(Items from a dataset)
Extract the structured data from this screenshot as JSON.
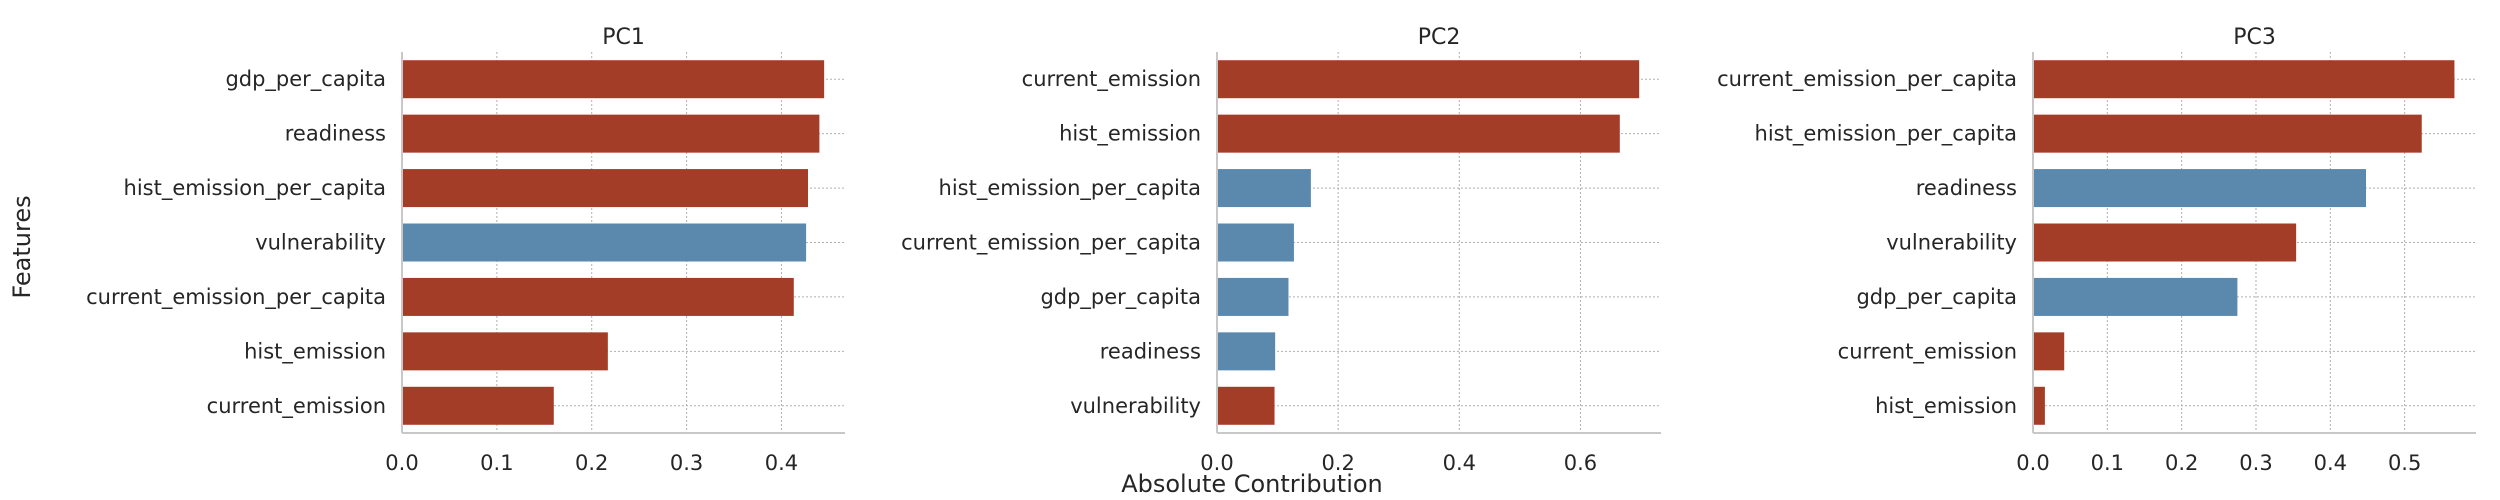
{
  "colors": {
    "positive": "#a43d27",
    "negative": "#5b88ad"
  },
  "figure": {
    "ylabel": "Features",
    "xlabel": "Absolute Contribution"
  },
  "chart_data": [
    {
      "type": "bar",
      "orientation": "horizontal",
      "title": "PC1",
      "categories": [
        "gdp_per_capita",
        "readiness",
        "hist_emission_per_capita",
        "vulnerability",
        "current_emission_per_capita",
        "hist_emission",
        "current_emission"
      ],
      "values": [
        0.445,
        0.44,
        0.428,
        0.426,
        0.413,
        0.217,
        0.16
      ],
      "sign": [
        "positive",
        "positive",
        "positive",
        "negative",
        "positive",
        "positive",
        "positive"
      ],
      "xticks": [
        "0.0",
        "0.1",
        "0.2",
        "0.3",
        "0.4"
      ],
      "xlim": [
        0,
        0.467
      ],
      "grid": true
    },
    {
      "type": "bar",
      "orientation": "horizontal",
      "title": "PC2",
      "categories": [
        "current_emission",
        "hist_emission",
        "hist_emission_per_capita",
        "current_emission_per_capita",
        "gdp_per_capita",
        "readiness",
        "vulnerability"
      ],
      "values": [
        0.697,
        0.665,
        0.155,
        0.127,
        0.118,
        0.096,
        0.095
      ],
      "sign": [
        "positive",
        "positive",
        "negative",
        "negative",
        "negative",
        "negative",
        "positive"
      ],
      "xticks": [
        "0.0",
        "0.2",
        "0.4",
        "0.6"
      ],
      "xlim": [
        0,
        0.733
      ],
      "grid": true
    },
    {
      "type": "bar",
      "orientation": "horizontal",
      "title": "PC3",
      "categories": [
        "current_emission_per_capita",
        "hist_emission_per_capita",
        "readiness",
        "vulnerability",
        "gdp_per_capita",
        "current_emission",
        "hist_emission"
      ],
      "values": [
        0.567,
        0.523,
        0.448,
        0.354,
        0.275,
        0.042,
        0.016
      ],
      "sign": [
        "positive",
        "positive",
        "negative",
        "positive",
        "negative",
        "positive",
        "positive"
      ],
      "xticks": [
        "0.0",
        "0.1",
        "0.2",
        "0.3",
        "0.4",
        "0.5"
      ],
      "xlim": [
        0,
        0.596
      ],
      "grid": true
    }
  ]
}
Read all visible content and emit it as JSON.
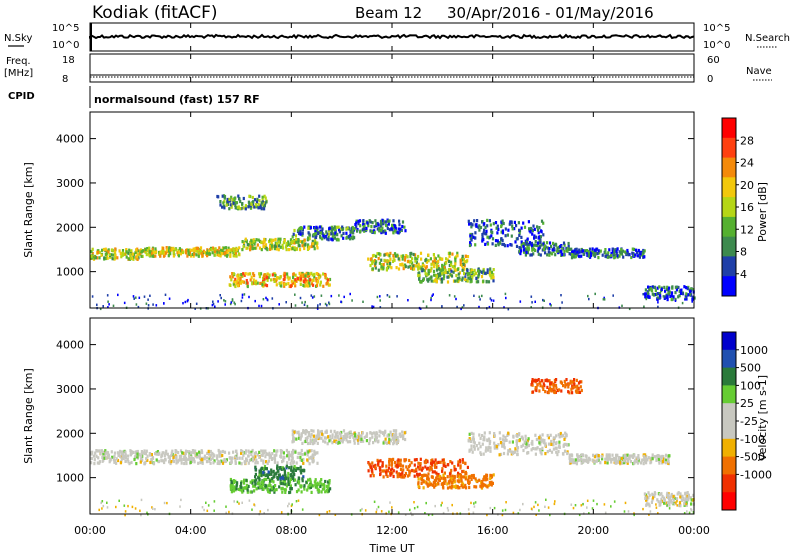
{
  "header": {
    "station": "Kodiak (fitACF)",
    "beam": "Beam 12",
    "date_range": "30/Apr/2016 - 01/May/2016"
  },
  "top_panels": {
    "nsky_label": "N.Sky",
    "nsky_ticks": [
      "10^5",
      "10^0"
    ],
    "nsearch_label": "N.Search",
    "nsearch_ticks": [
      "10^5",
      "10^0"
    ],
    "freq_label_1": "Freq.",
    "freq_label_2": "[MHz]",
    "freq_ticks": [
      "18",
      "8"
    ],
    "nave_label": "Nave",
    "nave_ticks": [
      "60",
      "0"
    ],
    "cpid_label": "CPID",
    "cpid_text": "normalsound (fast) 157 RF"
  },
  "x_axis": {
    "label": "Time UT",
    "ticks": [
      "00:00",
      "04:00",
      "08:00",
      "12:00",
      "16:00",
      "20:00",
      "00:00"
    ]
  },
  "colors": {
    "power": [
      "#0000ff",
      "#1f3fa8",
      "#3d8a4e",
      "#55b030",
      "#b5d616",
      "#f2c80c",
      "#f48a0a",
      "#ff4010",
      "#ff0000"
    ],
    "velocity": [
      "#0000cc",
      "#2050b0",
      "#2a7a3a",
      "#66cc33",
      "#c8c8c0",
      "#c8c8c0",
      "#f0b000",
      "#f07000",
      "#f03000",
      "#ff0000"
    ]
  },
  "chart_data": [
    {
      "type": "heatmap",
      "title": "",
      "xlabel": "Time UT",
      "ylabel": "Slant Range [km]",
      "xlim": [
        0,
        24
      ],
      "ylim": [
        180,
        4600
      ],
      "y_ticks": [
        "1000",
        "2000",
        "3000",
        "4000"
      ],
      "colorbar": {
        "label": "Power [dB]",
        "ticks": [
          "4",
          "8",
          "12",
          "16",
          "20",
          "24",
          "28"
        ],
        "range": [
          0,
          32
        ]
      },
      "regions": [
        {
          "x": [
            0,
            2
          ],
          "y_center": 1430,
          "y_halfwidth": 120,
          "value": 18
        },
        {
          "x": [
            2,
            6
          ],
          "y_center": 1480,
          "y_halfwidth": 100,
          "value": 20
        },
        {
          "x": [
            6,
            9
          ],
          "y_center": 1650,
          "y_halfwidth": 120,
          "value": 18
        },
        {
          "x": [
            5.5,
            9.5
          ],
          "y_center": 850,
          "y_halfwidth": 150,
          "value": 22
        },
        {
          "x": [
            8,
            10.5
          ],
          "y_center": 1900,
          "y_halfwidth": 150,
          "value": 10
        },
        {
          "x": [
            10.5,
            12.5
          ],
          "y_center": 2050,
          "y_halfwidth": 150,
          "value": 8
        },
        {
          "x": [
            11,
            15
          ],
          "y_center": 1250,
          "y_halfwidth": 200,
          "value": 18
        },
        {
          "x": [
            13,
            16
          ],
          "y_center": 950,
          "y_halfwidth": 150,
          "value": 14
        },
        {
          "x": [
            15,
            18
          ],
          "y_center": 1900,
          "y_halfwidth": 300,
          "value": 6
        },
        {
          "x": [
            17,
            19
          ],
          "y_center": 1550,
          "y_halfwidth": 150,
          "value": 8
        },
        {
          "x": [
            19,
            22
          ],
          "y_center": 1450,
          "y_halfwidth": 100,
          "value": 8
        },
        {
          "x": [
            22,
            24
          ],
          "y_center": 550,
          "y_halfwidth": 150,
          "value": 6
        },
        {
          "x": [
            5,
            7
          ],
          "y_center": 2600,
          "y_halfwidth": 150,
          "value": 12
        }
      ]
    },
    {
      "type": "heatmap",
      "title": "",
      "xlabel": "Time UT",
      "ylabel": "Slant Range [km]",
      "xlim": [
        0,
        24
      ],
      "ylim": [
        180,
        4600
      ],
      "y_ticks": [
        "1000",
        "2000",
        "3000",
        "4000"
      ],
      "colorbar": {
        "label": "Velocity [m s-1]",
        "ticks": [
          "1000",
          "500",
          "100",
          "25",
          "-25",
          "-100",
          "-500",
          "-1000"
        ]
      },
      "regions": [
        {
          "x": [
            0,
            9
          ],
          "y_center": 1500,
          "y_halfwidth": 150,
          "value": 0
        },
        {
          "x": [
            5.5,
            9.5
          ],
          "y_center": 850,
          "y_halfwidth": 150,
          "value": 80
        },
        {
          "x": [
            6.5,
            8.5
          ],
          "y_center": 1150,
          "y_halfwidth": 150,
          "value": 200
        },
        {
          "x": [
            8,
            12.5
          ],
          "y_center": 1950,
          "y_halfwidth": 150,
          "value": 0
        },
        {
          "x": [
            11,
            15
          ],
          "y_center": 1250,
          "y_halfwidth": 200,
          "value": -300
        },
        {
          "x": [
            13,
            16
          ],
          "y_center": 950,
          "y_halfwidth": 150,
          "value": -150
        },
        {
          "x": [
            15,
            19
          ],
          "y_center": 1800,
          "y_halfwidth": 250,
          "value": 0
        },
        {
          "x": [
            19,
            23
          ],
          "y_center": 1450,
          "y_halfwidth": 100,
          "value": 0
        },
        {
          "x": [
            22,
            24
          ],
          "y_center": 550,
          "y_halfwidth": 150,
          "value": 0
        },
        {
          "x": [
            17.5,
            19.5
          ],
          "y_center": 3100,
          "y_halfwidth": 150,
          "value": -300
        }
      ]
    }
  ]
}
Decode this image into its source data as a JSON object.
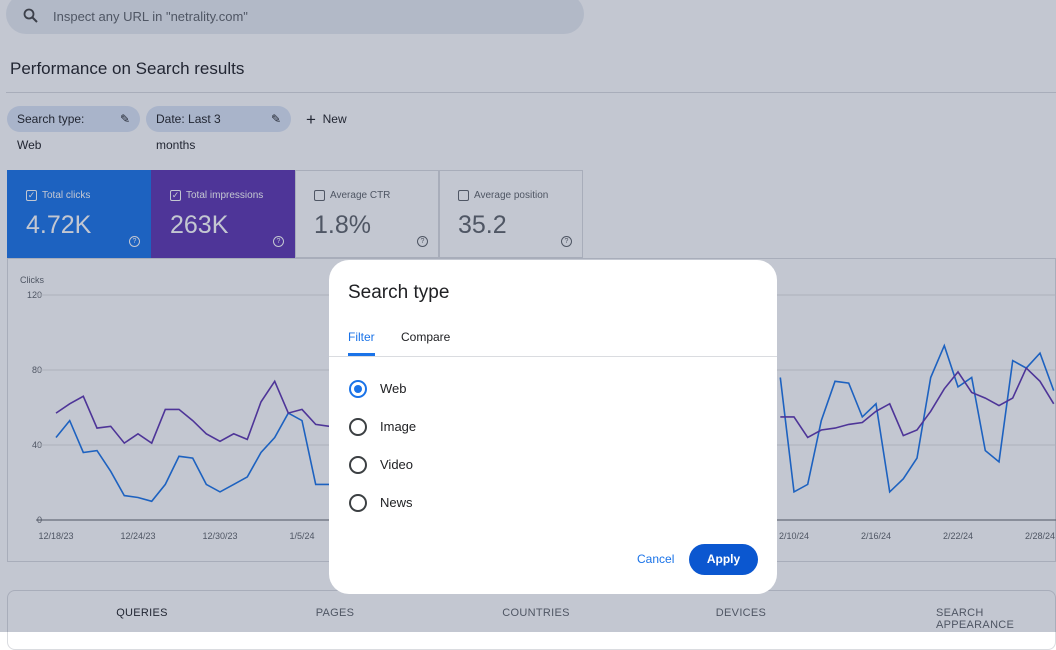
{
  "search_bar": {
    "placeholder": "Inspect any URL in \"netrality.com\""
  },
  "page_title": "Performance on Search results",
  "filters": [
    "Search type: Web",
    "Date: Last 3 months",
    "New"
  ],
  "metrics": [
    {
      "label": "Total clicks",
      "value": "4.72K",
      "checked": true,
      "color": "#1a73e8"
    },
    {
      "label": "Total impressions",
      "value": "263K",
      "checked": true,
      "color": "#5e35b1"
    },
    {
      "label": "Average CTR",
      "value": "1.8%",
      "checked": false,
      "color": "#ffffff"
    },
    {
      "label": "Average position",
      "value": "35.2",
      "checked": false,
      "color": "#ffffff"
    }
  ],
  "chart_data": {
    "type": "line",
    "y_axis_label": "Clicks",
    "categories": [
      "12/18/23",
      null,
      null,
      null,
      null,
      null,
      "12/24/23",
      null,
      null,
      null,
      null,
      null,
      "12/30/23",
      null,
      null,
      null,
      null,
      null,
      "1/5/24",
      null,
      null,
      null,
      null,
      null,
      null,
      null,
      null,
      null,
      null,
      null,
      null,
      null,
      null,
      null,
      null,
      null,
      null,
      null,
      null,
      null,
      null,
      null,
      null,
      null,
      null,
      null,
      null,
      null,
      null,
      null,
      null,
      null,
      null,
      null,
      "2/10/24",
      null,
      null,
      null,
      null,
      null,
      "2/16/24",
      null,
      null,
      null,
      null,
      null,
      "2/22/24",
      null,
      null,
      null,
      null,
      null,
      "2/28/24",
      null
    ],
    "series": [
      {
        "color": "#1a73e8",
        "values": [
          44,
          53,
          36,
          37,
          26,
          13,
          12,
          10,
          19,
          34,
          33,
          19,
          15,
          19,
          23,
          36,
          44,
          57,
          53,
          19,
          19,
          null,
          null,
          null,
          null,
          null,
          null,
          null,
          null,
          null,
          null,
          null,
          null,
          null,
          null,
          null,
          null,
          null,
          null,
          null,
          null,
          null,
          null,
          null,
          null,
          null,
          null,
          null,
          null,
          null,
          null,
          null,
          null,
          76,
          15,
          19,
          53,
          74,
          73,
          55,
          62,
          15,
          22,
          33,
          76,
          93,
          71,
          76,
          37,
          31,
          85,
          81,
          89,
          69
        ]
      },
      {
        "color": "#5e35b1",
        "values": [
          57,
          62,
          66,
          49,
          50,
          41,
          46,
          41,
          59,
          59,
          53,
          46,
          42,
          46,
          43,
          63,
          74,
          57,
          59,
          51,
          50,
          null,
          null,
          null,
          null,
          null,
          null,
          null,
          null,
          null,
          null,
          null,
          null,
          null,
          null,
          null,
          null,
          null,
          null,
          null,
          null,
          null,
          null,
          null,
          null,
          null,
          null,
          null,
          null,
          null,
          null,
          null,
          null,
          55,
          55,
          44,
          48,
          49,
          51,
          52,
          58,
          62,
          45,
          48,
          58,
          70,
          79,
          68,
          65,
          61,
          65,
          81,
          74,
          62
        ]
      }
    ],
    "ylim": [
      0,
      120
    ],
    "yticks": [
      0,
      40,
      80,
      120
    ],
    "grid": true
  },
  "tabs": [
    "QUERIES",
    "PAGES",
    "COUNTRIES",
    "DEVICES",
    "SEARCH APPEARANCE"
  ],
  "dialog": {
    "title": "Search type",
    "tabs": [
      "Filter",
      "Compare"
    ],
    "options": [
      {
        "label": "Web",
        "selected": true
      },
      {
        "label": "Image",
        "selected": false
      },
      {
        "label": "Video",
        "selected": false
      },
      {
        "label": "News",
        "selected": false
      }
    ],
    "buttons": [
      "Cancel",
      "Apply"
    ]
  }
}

## [Written problem]
Reproduce each line of the entries in which the word "JSON" is found.

## [Written solution]
Extract the structured data from this screenshot as JSON.
Read all visible content and emit it as JSON.
Decode this image into its source data as a JSON object.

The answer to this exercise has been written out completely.